DATA IN THIS EXERCISE:
++++++
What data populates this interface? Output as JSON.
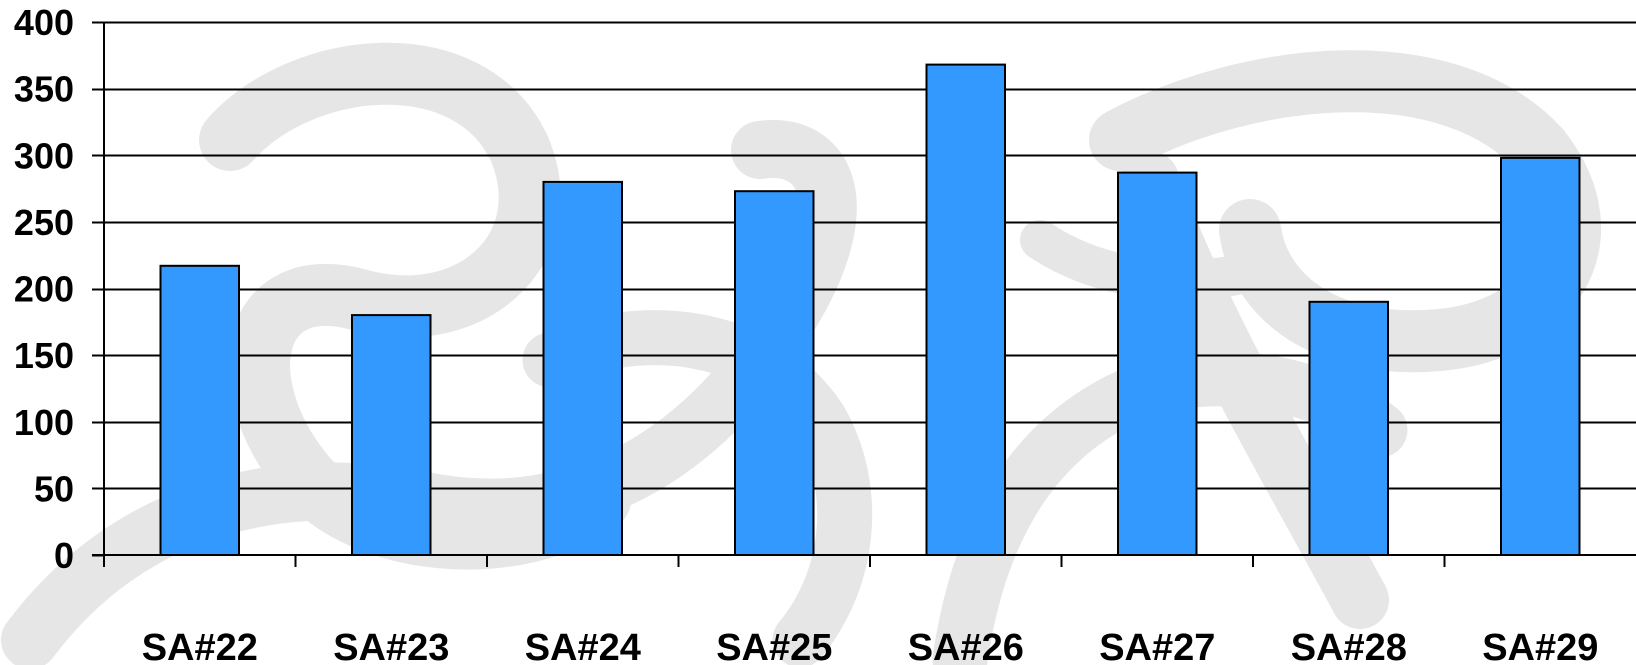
{
  "chart_data": {
    "type": "bar",
    "categories": [
      "SA#22",
      "SA#23",
      "SA#24",
      "SA#25",
      "SA#26",
      "SA#27",
      "SA#28",
      "SA#29"
    ],
    "values": [
      217,
      180,
      280,
      273,
      368,
      287,
      190,
      298
    ],
    "ylim": [
      0,
      400
    ],
    "yticks": [
      0,
      50,
      100,
      150,
      200,
      250,
      300,
      350,
      400
    ],
    "title": "",
    "xlabel": "",
    "ylabel": "",
    "grid": true,
    "legend": "none",
    "bar_color": "#3399ff",
    "bar_border_color": "#000000",
    "gridline_color": "#000000",
    "watermark_color": "#e6e6e6"
  }
}
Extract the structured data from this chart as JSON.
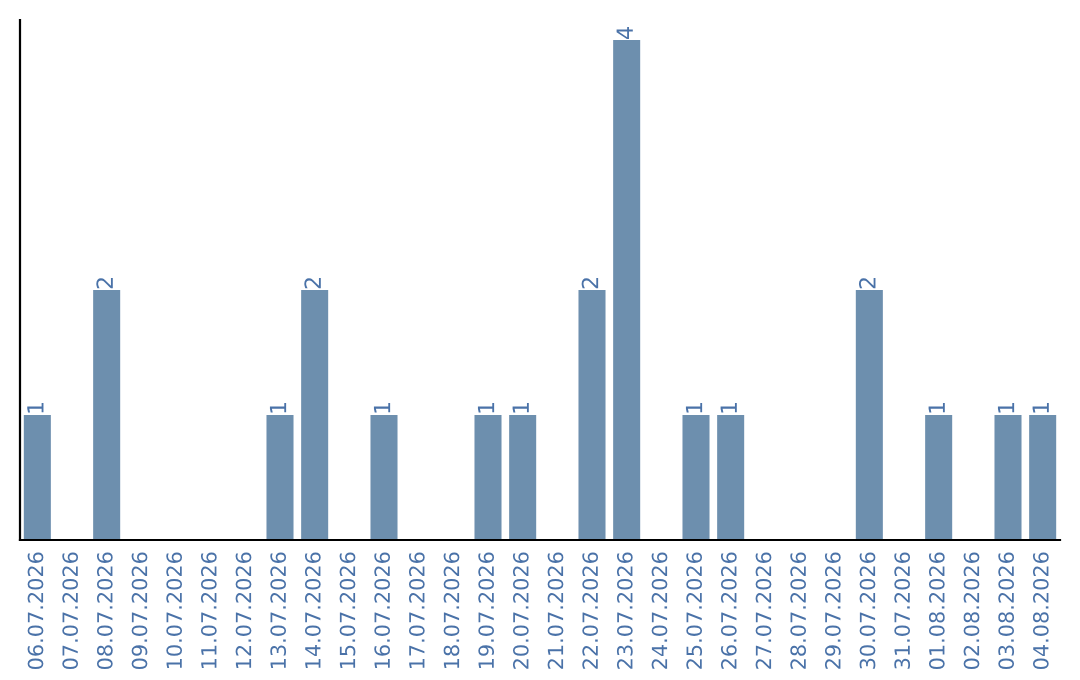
{
  "chart_data": {
    "type": "bar",
    "categories": [
      "06.07.2026",
      "07.07.2026",
      "08.07.2026",
      "09.07.2026",
      "10.07.2026",
      "11.07.2026",
      "12.07.2026",
      "13.07.2026",
      "14.07.2026",
      "15.07.2026",
      "16.07.2026",
      "17.07.2026",
      "18.07.2026",
      "19.07.2026",
      "20.07.2026",
      "21.07.2026",
      "22.07.2026",
      "23.07.2026",
      "24.07.2026",
      "25.07.2026",
      "26.07.2026",
      "27.07.2026",
      "28.07.2026",
      "29.07.2026",
      "30.07.2026",
      "31.07.2026",
      "01.08.2026",
      "02.08.2026",
      "03.08.2026",
      "04.08.2026"
    ],
    "values": [
      1,
      0,
      2,
      0,
      0,
      0,
      0,
      1,
      2,
      0,
      1,
      0,
      0,
      1,
      1,
      0,
      2,
      4,
      0,
      1,
      1,
      0,
      0,
      0,
      2,
      0,
      1,
      0,
      1,
      1
    ],
    "value_labels": [
      "1",
      null,
      "2",
      null,
      null,
      null,
      null,
      "1",
      "2",
      null,
      "1",
      null,
      null,
      "1",
      "1",
      null,
      "2",
      "4",
      null,
      "1",
      "1",
      null,
      null,
      null,
      "2",
      null,
      "1",
      null,
      "1",
      "1"
    ],
    "color": "#6d8fae",
    "grid": false,
    "legend": false
  }
}
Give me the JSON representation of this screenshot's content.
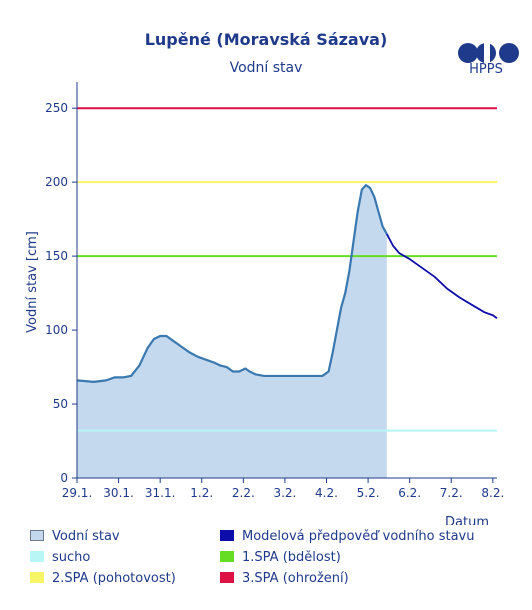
{
  "header": {
    "title": "Lupěné (Moravská Sázava)",
    "subtitle": "Vodní stav",
    "logo_text": "HPPS"
  },
  "chart_data": {
    "type": "area",
    "title": "Lupěné (Moravská Sázava)",
    "subtitle": "Vodní stav",
    "ylabel": "Vodní stav [cm]",
    "xlabel": "Datum",
    "ylim": [
      0,
      265
    ],
    "yticks": [
      0,
      50,
      100,
      150,
      200,
      250
    ],
    "xlim": [
      0,
      10.1
    ],
    "x_ticks": [
      {
        "x": 0,
        "label": "29.1."
      },
      {
        "x": 1,
        "label": "30.1."
      },
      {
        "x": 2,
        "label": "31.1."
      },
      {
        "x": 3,
        "label": "1.2."
      },
      {
        "x": 4,
        "label": "2.2."
      },
      {
        "x": 5,
        "label": "3.2."
      },
      {
        "x": 6,
        "label": "4.2."
      },
      {
        "x": 7,
        "label": "5.2."
      },
      {
        "x": 8,
        "label": "6.2."
      },
      {
        "x": 9,
        "label": "7.2."
      },
      {
        "x": 10,
        "label": "8.2."
      }
    ],
    "grid": false,
    "series": [
      {
        "name": "Vodní stav",
        "kind": "area",
        "color": "#3a78b0",
        "fill": "#c5d9ee",
        "points": [
          [
            0,
            66
          ],
          [
            0.4,
            65
          ],
          [
            0.7,
            66
          ],
          [
            0.9,
            68
          ],
          [
            1.1,
            68
          ],
          [
            1.3,
            69
          ],
          [
            1.5,
            76
          ],
          [
            1.6,
            82
          ],
          [
            1.7,
            88
          ],
          [
            1.85,
            94
          ],
          [
            2.0,
            96
          ],
          [
            2.15,
            96
          ],
          [
            2.3,
            93
          ],
          [
            2.5,
            89
          ],
          [
            2.7,
            85
          ],
          [
            2.9,
            82
          ],
          [
            3.1,
            80
          ],
          [
            3.3,
            78
          ],
          [
            3.45,
            76
          ],
          [
            3.6,
            75
          ],
          [
            3.75,
            72
          ],
          [
            3.9,
            72
          ],
          [
            4.05,
            74
          ],
          [
            4.15,
            72
          ],
          [
            4.3,
            70
          ],
          [
            4.5,
            69
          ],
          [
            4.8,
            69
          ],
          [
            5.2,
            69
          ],
          [
            5.6,
            69
          ],
          [
            5.9,
            69
          ],
          [
            6.05,
            72
          ],
          [
            6.15,
            85
          ],
          [
            6.25,
            100
          ],
          [
            6.35,
            115
          ],
          [
            6.45,
            125
          ],
          [
            6.55,
            140
          ],
          [
            6.65,
            160
          ],
          [
            6.75,
            180
          ],
          [
            6.85,
            195
          ],
          [
            6.95,
            198
          ],
          [
            7.05,
            196
          ],
          [
            7.15,
            190
          ],
          [
            7.25,
            180
          ],
          [
            7.35,
            170
          ],
          [
            7.45,
            165
          ]
        ]
      },
      {
        "name": "Modelová předpověď vodního stavu",
        "kind": "line",
        "color": "#0d0dab",
        "points": [
          [
            7.45,
            165
          ],
          [
            7.6,
            157
          ],
          [
            7.75,
            152
          ],
          [
            8.0,
            148
          ],
          [
            8.3,
            142
          ],
          [
            8.6,
            136
          ],
          [
            8.9,
            128
          ],
          [
            9.2,
            122
          ],
          [
            9.5,
            117
          ],
          [
            9.8,
            112
          ],
          [
            10.0,
            110
          ],
          [
            10.1,
            108
          ]
        ]
      },
      {
        "name": "sucho",
        "kind": "hline",
        "color": "#b8f5f5",
        "y": 32
      },
      {
        "name": "1.SPA (bdělost)",
        "kind": "hline",
        "color": "#66dd22",
        "y": 150
      },
      {
        "name": "2.SPA (pohotovost)",
        "kind": "hline",
        "color": "#f5f566",
        "y": 200
      },
      {
        "name": "3.SPA (ohrožení)",
        "kind": "hline",
        "color": "#dd1144",
        "y": 250
      }
    ],
    "now_x": 7.45
  },
  "legend": {
    "items": [
      {
        "label": "Vodní stav",
        "color": "#c5d9ee",
        "border": "#6b7b8c"
      },
      {
        "label": "Modelová předpověď vodního stavu",
        "color": "#0d0dab",
        "border": "#0d0dab"
      },
      {
        "label": "sucho",
        "color": "#b8f5f5",
        "border": "#b8f5f5"
      },
      {
        "label": "1.SPA (bdělost)",
        "color": "#66dd22",
        "border": "#66dd22"
      },
      {
        "label": "2.SPA (pohotovost)",
        "color": "#f5f566",
        "border": "#f5f566"
      },
      {
        "label": "3.SPA (ohrožení)",
        "color": "#dd1144",
        "border": "#dd1144"
      }
    ]
  }
}
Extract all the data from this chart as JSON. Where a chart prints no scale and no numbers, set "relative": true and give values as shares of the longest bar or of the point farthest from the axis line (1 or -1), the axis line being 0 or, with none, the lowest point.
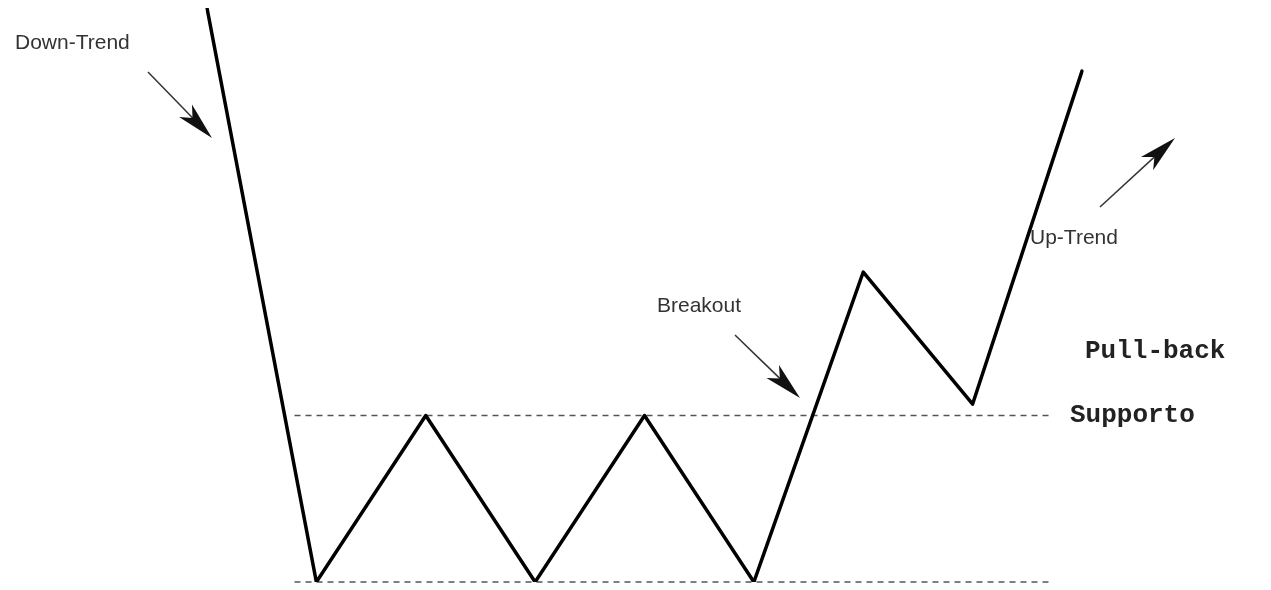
++++++
REQUIRED WORK: Transcribe all of the records above character for character. Exclude the pictures.

WORKED SOLUTION:
What data populates this interface? Output as JSON.
{
  "chart_data": {
    "type": "bar",
    "categories": [
      "SA#22",
      "SA#23",
      "SA#24",
      "SA#25",
      "SA#26",
      "SA#27",
      "SA#28",
      "SA#29"
    ],
    "values": [
      217,
      180,
      280,
      273,
      368,
      287,
      190,
      298
    ],
    "ylim": [
      0,
      400
    ],
    "yticks": [
      0,
      50,
      100,
      150,
      200,
      250,
      300,
      350,
      400
    ],
    "title": "",
    "xlabel": "",
    "ylabel": "",
    "grid": true,
    "legend": "none",
    "bar_color": "#3399ff",
    "bar_border_color": "#000000",
    "gridline_color": "#000000",
    "watermark_color": "#e6e6e6"
  }
}
Extract the structured data from this chart as JSON.
{
  "chart_data": {
    "type": "bar",
    "categories": [
      "06.07.2026",
      "07.07.2026",
      "08.07.2026",
      "09.07.2026",
      "10.07.2026",
      "11.07.2026",
      "12.07.2026",
      "13.07.2026",
      "14.07.2026",
      "15.07.2026",
      "16.07.2026",
      "17.07.2026",
      "18.07.2026",
      "19.07.2026",
      "20.07.2026",
      "21.07.2026",
      "22.07.2026",
      "23.07.2026",
      "24.07.2026",
      "25.07.2026",
      "26.07.2026",
      "27.07.2026",
      "28.07.2026",
      "29.07.2026",
      "30.07.2026",
      "31.07.2026",
      "01.08.2026",
      "02.08.2026",
      "03.08.2026",
      "04.08.2026"
    ],
    "values": [
      1,
      0,
      2,
      0,
      0,
      0,
      0,
      1,
      2,
      0,
      1,
      0,
      0,
      1,
      1,
      0,
      2,
      4,
      0,
      1,
      1,
      0,
      0,
      0,
      2,
      0,
      1,
      0,
      1,
      1
    ],
    "value_labels": [
      "1",
      null,
      "2",
      null,
      null,
      null,
      null,
      "1",
      "2",
      null,
      "1",
      null,
      null,
      "1",
      "1",
      null,
      "2",
      "4",
      null,
      "1",
      "1",
      null,
      null,
      null,
      "2",
      null,
      "1",
      null,
      "1",
      "1"
    ],
    "color": "#6d8fae",
    "grid": false,
    "legend": false
  }
}
Give me the JSON representation of this screenshot's content.
{
  "header": {
    "title": "Lupěné (Moravská Sázava)",
    "subtitle": "Vodní stav",
    "logo_text": "HPPS"
  },
  "chart_data": {
    "type": "area",
    "title": "Lupěné (Moravská Sázava)",
    "subtitle": "Vodní stav",
    "ylabel": "Vodní stav [cm]",
    "xlabel": "Datum",
    "ylim": [
      0,
      265
    ],
    "yticks": [
      0,
      50,
      100,
      150,
      200,
      250
    ],
    "xlim": [
      0,
      10.1
    ],
    "x_ticks": [
      {
        "x": 0,
        "label": "29.1."
      },
      {
        "x": 1,
        "label": "30.1."
      },
      {
        "x": 2,
        "label": "31.1."
      },
      {
        "x": 3,
        "label": "1.2."
      },
      {
        "x": 4,
        "label": "2.2."
      },
      {
        "x": 5,
        "label": "3.2."
      },
      {
        "x": 6,
        "label": "4.2."
      },
      {
        "x": 7,
        "label": "5.2."
      },
      {
        "x": 8,
        "label": "6.2."
      },
      {
        "x": 9,
        "label": "7.2."
      },
      {
        "x": 10,
        "label": "8.2."
      }
    ],
    "grid": false,
    "series": [
      {
        "name": "Vodní stav",
        "kind": "area",
        "color": "#3a78b0",
        "fill": "#c5d9ee",
        "points": [
          [
            0,
            66
          ],
          [
            0.4,
            65
          ],
          [
            0.7,
            66
          ],
          [
            0.9,
            68
          ],
          [
            1.1,
            68
          ],
          [
            1.3,
            69
          ],
          [
            1.5,
            76
          ],
          [
            1.6,
            82
          ],
          [
            1.7,
            88
          ],
          [
            1.85,
            94
          ],
          [
            2.0,
            96
          ],
          [
            2.15,
            96
          ],
          [
            2.3,
            93
          ],
          [
            2.5,
            89
          ],
          [
            2.7,
            85
          ],
          [
            2.9,
            82
          ],
          [
            3.1,
            80
          ],
          [
            3.3,
            78
          ],
          [
            3.45,
            76
          ],
          [
            3.6,
            75
          ],
          [
            3.75,
            72
          ],
          [
            3.9,
            72
          ],
          [
            4.05,
            74
          ],
          [
            4.15,
            72
          ],
          [
            4.3,
            70
          ],
          [
            4.5,
            69
          ],
          [
            4.8,
            69
          ],
          [
            5.2,
            69
          ],
          [
            5.6,
            69
          ],
          [
            5.9,
            69
          ],
          [
            6.05,
            72
          ],
          [
            6.15,
            85
          ],
          [
            6.25,
            100
          ],
          [
            6.35,
            115
          ],
          [
            6.45,
            125
          ],
          [
            6.55,
            140
          ],
          [
            6.65,
            160
          ],
          [
            6.75,
            180
          ],
          [
            6.85,
            195
          ],
          [
            6.95,
            198
          ],
          [
            7.05,
            196
          ],
          [
            7.15,
            190
          ],
          [
            7.25,
            180
          ],
          [
            7.35,
            170
          ],
          [
            7.45,
            165
          ]
        ]
      },
      {
        "name": "Modelová předpověď vodního stavu",
        "kind": "line",
        "color": "#0d0dab",
        "points": [
          [
            7.45,
            165
          ],
          [
            7.6,
            157
          ],
          [
            7.75,
            152
          ],
          [
            8.0,
            148
          ],
          [
            8.3,
            142
          ],
          [
            8.6,
            136
          ],
          [
            8.9,
            128
          ],
          [
            9.2,
            122
          ],
          [
            9.5,
            117
          ],
          [
            9.8,
            112
          ],
          [
            10.0,
            110
          ],
          [
            10.1,
            108
          ]
        ]
      },
      {
        "name": "sucho",
        "kind": "hline",
        "color": "#b8f5f5",
        "y": 32
      },
      {
        "name": "1.SPA (bdělost)",
        "kind": "hline",
        "color": "#66dd22",
        "y": 150
      },
      {
        "name": "2.SPA (pohotovost)",
        "kind": "hline",
        "color": "#f5f566",
        "y": 200
      },
      {
        "name": "3.SPA (ohrožení)",
        "kind": "hline",
        "color": "#dd1144",
        "y": 250
      }
    ],
    "now_x": 7.45
  },
  "legend": {
    "items": [
      {
        "label": "Vodní stav",
        "color": "#c5d9ee",
        "border": "#6b7b8c"
      },
      {
        "label": "Modelová předpověď vodního stavu",
        "color": "#0d0dab",
        "border": "#0d0dab"
      },
      {
        "label": "sucho",
        "color": "#b8f5f5",
        "border": "#b8f5f5"
      },
      {
        "label": "1.SPA (bdělost)",
        "color": "#66dd22",
        "border": "#66dd22"
      },
      {
        "label": "2.SPA (pohotovost)",
        "color": "#f5f566",
        "border": "#f5f566"
      },
      {
        "label": "3.SPA (ohrožení)",
        "color": "#dd1144",
        "border": "#dd1144"
      }
    ]
  }
}
Extract all the data from this chart as JSON. Where a chart prints no scale and no numbers, set "relative": true and give values as shares of the longest bar or of the point farthest from the axis line (1 or -1), the axis line being 0 or, with none, the lowest point.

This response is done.